**EXERCISE**
Report every line from the material that contains the word "JSON".
════════════════
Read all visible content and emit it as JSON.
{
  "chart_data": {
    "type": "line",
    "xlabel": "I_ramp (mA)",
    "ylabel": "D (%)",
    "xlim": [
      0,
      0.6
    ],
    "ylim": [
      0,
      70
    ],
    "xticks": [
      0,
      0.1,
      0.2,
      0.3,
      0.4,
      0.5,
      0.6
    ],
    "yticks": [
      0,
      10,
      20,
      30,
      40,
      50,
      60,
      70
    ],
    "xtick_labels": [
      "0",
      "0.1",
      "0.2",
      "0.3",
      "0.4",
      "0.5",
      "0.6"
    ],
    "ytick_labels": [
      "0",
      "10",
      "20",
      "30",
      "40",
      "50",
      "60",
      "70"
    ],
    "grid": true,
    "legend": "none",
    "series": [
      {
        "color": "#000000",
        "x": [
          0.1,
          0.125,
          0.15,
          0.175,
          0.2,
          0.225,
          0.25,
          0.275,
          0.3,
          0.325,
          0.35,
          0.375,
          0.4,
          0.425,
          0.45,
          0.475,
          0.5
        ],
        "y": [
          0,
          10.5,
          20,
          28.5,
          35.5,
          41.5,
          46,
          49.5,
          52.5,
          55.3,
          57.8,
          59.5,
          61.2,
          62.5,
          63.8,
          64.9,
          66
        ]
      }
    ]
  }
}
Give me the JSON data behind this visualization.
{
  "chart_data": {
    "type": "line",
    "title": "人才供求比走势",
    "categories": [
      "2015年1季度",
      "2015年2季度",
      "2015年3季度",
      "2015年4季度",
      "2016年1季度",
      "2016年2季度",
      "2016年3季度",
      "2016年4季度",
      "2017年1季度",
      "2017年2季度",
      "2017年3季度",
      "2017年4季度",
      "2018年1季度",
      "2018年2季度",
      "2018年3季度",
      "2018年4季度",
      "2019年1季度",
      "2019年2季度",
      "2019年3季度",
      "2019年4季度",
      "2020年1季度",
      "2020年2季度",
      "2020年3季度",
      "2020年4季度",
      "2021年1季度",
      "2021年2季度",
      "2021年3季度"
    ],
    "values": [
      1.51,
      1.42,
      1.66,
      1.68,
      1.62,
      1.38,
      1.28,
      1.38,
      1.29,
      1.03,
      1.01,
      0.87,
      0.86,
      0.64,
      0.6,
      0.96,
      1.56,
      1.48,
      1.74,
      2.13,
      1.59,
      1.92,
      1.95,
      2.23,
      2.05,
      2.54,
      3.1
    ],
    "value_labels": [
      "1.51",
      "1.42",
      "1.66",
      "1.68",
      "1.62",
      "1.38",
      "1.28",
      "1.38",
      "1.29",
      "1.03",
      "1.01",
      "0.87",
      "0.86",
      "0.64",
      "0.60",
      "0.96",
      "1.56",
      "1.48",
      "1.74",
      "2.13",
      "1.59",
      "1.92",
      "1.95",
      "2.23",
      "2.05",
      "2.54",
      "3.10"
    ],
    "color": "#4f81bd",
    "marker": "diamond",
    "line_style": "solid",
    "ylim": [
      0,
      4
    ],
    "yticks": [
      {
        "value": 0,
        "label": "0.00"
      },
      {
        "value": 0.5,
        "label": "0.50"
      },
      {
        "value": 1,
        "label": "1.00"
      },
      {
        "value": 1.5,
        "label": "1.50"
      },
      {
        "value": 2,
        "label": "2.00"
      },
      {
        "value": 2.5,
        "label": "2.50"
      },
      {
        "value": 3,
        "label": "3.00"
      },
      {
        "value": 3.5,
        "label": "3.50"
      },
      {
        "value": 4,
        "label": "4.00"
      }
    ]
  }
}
════════════════
**FINISHED EXERCISE**
Read all visible content and emit it as JSON.
Give me the JSON data behind this visualization.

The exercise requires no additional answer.